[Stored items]
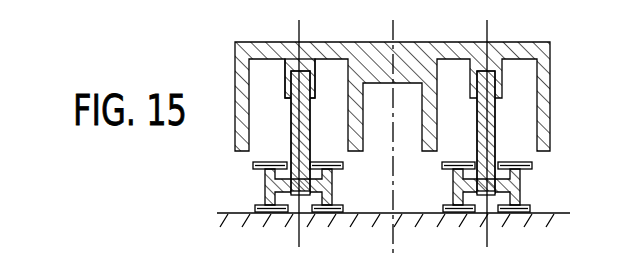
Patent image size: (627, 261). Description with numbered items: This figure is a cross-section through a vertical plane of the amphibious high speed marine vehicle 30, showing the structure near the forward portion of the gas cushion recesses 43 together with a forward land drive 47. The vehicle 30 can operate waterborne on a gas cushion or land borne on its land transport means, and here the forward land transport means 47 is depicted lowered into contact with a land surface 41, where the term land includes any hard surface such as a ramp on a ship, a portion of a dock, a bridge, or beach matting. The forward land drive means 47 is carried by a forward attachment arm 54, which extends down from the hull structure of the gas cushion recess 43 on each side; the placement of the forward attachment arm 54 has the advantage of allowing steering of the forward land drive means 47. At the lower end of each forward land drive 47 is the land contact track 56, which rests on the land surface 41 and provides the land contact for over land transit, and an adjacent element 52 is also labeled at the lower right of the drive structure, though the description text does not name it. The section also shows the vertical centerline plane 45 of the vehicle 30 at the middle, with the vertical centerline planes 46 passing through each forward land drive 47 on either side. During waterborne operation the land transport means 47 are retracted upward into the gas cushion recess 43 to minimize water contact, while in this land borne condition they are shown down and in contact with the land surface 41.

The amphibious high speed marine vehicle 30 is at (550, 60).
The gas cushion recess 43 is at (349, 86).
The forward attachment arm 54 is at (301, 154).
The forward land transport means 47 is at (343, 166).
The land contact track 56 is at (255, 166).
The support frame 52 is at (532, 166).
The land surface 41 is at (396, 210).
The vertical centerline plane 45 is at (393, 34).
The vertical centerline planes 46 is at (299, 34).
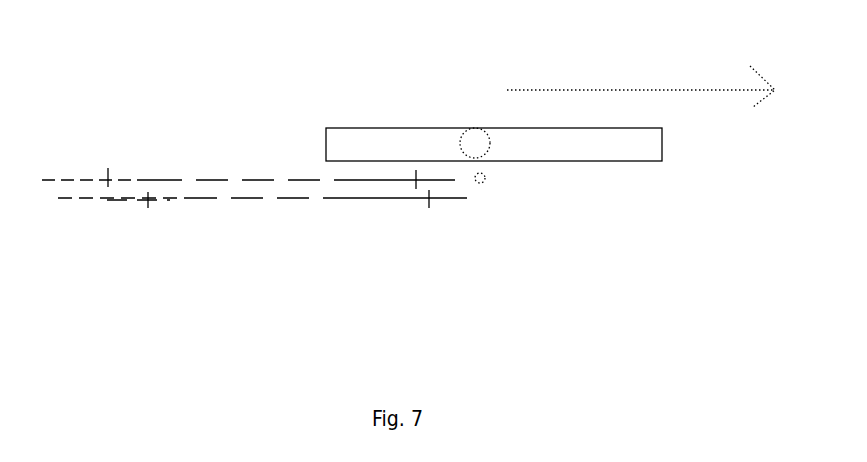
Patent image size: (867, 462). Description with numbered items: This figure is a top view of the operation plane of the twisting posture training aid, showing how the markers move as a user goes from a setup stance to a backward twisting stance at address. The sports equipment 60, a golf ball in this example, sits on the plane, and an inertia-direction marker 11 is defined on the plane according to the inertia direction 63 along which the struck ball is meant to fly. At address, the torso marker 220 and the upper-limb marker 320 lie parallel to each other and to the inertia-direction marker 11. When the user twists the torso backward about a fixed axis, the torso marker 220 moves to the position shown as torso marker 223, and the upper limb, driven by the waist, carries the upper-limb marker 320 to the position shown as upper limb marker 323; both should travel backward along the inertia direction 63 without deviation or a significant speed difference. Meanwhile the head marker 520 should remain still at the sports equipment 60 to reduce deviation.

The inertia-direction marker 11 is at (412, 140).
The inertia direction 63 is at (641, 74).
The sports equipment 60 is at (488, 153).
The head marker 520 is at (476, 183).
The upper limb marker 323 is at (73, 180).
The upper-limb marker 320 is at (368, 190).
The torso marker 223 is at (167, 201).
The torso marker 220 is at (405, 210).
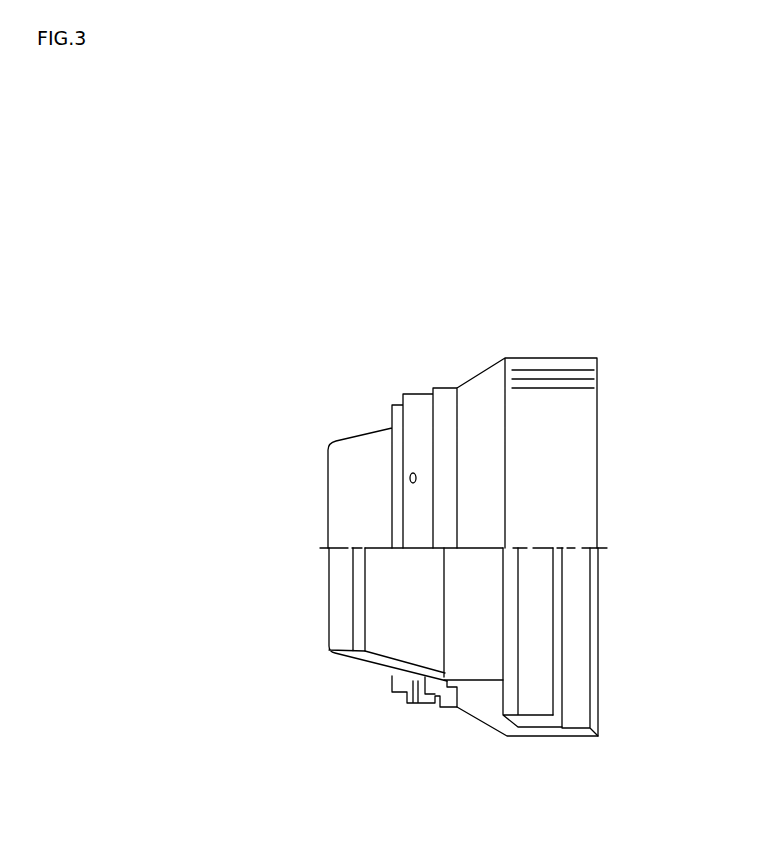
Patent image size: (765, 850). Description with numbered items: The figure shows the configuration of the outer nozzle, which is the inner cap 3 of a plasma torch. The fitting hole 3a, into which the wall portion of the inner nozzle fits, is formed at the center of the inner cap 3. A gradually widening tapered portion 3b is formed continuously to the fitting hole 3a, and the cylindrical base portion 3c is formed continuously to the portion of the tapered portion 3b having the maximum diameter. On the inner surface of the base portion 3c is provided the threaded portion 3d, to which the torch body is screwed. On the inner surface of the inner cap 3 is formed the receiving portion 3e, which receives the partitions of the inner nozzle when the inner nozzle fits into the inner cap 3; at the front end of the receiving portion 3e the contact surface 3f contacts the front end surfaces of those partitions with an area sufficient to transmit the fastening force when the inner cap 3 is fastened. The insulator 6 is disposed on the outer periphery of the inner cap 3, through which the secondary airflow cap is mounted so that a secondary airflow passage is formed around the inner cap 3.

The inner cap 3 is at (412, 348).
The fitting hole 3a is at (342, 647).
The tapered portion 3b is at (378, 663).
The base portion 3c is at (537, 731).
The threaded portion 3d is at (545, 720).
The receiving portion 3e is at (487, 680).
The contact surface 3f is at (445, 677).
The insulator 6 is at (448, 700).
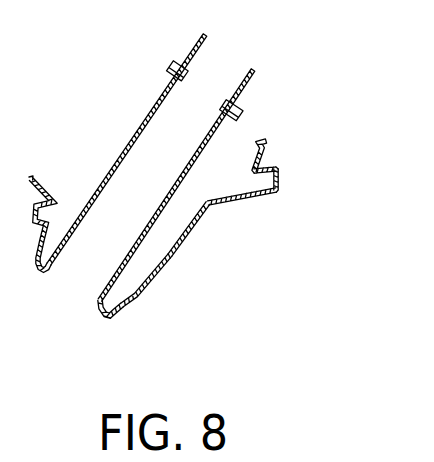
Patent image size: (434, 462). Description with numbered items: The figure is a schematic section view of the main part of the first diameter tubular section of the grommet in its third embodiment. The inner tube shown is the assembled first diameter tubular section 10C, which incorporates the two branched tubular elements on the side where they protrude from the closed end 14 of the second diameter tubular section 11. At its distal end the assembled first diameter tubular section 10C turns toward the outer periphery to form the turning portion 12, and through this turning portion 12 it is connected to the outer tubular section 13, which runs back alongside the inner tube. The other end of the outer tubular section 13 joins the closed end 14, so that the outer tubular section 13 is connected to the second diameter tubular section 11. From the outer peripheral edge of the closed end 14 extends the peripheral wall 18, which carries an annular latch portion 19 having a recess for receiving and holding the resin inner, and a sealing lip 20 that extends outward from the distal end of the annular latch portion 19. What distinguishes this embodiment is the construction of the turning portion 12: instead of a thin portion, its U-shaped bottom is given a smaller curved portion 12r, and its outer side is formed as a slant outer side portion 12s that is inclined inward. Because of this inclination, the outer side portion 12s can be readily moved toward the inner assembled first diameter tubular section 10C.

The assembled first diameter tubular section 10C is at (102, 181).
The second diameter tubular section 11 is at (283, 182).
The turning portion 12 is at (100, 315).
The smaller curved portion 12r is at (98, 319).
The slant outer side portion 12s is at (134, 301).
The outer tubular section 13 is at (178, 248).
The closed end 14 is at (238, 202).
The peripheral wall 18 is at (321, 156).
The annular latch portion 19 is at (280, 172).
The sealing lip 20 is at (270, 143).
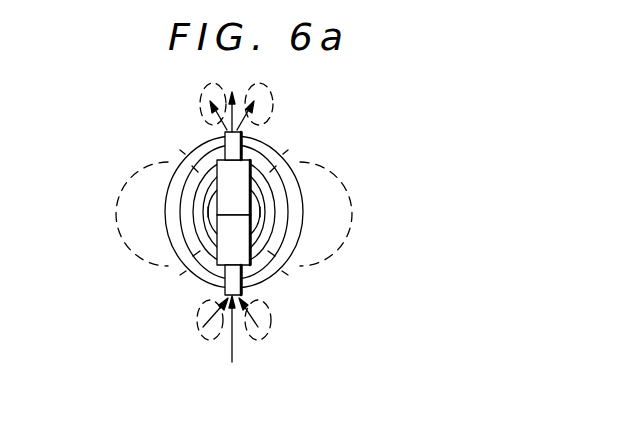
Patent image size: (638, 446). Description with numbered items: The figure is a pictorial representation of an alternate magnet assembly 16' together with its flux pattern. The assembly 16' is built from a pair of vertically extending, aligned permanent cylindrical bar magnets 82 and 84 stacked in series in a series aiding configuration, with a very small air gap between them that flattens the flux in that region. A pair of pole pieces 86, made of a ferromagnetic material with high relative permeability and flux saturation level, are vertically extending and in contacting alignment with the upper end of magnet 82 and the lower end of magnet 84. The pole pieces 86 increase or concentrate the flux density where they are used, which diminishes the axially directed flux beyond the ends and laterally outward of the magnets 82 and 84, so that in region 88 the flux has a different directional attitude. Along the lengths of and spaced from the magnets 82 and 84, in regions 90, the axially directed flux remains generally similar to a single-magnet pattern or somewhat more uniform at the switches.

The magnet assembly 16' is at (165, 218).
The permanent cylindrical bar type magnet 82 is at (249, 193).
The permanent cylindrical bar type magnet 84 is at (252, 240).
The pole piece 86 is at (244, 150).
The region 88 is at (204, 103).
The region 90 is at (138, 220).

• [Work instructions]:
Turn all of the records above into a two-column CSV with the headers "description" and "locations", one row per record, putting each record's text and its answer in its own quoted field with line breaks changed to spaces. Leave the pictures out.

• [Response]:
description,locations
"Patent image size: (627, 261). Description with numbered items: This figure is a cross-section through a vertical plane of the amphibious high speed marine vehicle 30, showing the structure near the forward portion of the gas cushion recesses 43 together with a forward land drive 47. The vehicle 30 can operate waterborne on a gas cushion or land borne on its land transport means, and here the forward land transport means 47 is depicted lowered into contact with a land surface 41, where the term land includes any hard surface such as a ramp on a ship, a portion of a dock, a bridge, or beach matting. The forward land drive means 47 is carried by a forward attachment arm 54, which extends down from the hull structure of the gas cushion recess 43 on each side; the placement of the forward attachment arm 54 has the advantage of allowing steering of the forward land drive means 47. At the lower end of each forward land drive 47 is the land contact track 56, which rests on the land surface 41 and provides the land contact for over land transit, and an adjacent element 52 is also labeled at the lower right of the drive structure, though the description text does not name it. The section also shows the vertical centerline plane 45 of the vehicle 30 at the middle, with the vertical centerline planes 46 passing through each forward land drive 47 on either side. During waterborne operation the land transport means 47 are retracted upward into the gas cushion recess 43 to minimize water contact, while in this land borne condition they are shown down and in contact with the land surface 41.","The amphibious high speed marine vehicle 30 is at (550, 60). The gas cushion recess 43 is at (349, 86). The forward attachment arm 54 is at (301, 154). The forward land transport means 47 is at (343, 166). The land contact track 56 is at (255, 166). The support frame 52 is at (532, 166). The land surface 41 is at (396, 210). The vertical centerline plane 45 is at (393, 34). The vertical centerline planes 46 is at (299, 34)."
"Patent image size: (867, 462). Description with numbered items: This figure is a top view of the operation plane of the twisting posture training aid, showing how the markers move as a user goes from a setup stance to a backward twisting stance at address. The sports equipment 60, a golf ball in this example, sits on the plane, and an inertia-direction marker 11 is defined on the plane according to the inertia direction 63 along which the struck ball is meant to fly. At address, the torso marker 220 and the upper-limb marker 320 lie parallel to each other and to the inertia-direction marker 11. When the user twists the torso backward about a fixed axis, the torso marker 220 moves to the position shown as torso marker 223, and the upper limb, driven by the waist, carries the upper-limb marker 320 to the position shown as upper limb marker 323; both should travel backward along the inertia direction 63 without deviation or a significant speed difference. Meanwhile the head marker 520 should remain still at the sports equipment 60 to reduce deviation.","The inertia-direction marker 11 is at (412, 140). The inertia direction 63 is at (641, 74). The sports equipment 60 is at (488, 153). The head marker 520 is at (476, 183). The upper limb marker 323 is at (73, 180). The upper-limb marker 320 is at (368, 190). The torso marker 223 is at (167, 201). The torso marker 220 is at (405, 210)."
"Patent image size: (765, 850). Description with numbered items: The figure shows the configuration of the outer nozzle, which is the inner cap 3 of a plasma torch. The fitting hole 3a, into which the wall portion of the inner nozzle fits, is formed at the center of the inner cap 3. A gradually widening tapered portion 3b is formed continuously to the fitting hole 3a, and the cylindrical base portion 3c is formed continuously to the portion of the tapered portion 3b having the maximum diameter. On the inner surface of the base portion 3c is provided the threaded portion 3d, to which the torch body is screwed. On the inner surface of the inner cap 3 is formed the receiving portion 3e, which receives the partitions of the inner nozzle when the inner nozzle fits into the inner cap 3; at the front end of the receiving portion 3e the contact surface 3f contacts the front end surfaces of those partitions with an area sufficient to transmit the fastening force when the inner cap 3 is fastened. The insulator 6 is disposed on the outer periphery of the inner cap 3, through which the secondary airflow cap is mounted so that a secondary airflow passage is formed around the inner cap 3.","The inner cap 3 is at (412, 348). The fitting hole 3a is at (342, 647). The tapered portion 3b is at (378, 663). The base portion 3c is at (537, 731). The threaded portion 3d is at (545, 720). The receiving portion 3e is at (487, 680). The contact surface 3f is at (445, 677). The insulator 6 is at (448, 700)."
"Patent image size: (434, 462). Description with numbered items: The figure is a schematic section view of the main part of the first diameter tubular section of the grommet in its third embodiment. The inner tube shown is the assembled first diameter tubular section 10C, which incorporates the two branched tubular elements on the side where they protrude from the closed end 14 of the second diameter tubular section 11. At its distal end the assembled first diameter tubular section 10C turns toward the outer periphery to form the turning portion 12, and through this turning portion 12 it is connected to the outer tubular section 13, which runs back alongside the inner tube. The other end of the outer tubular section 13 joins the closed end 14, so that the outer tubular section 13 is connected to the second diameter tubular section 11. From the outer peripheral edge of the closed end 14 extends the peripheral wall 18, which carries an annular latch portion 19 having a recess for receiving and holding the resin inner, and a sealing lip 20 that extends outward from the distal end of the annular latch portion 19. What distinguishes this embodiment is the construction of the turning portion 12: instead of a thin portion, its U-shaped bottom is given a smaller curved portion 12r, and its outer side is formed as a slant outer side portion 12s that is inclined inward. Because of this inclination, the outer side portion 12s can be readily moved toward the inner assembled first diameter tubular section 10C.","The assembled first diameter tubular section 10C is at (102, 181). The second diameter tubular section 11 is at (283, 182). The turning portion 12 is at (100, 315). The smaller curved portion 12r is at (98, 319). The slant outer side portion 12s is at (134, 301). The outer tubular section 13 is at (178, 248). The closed end 14 is at (238, 202). The peripheral wall 18 is at (321, 156). The annular latch portion 19 is at (280, 172). The sealing lip 20 is at (270, 143)."
"Patent image size: (638, 446). Description with numbered items: The figure is a pictorial representation of an alternate magnet assembly 16' together with its flux pattern. The assembly 16' is built from a pair of vertically extending, aligned permanent cylindrical bar magnets 82 and 84 stacked in series in a series aiding configuration, with a very small air gap between them that flattens the flux in that region. A pair of pole pieces 86, made of a ferromagnetic material with high relative permeability and flux saturation level, are vertically extending and in contacting alignment with the upper end of magnet 82 and the lower end of magnet 84. The pole pieces 86 increase or concentrate the flux density where they are used, which diminishes the axially directed flux beyond the ends and laterally outward of the magnets 82 and 84, so that in region 88 the flux has a different directional attitude. Along the lengths of and spaced from the magnets 82 and 84, in regions 90, the axially directed flux remains generally similar to a single-magnet pattern or somewhat more uniform at the switches.","The magnet assembly 16' is at (165, 218). The permanent cylindrical bar type magnet 82 is at (249, 193). The permanent cylindrical bar type magnet 84 is at (252, 240). The pole piece 86 is at (244, 150). The region 88 is at (204, 103). The region 90 is at (138, 220)."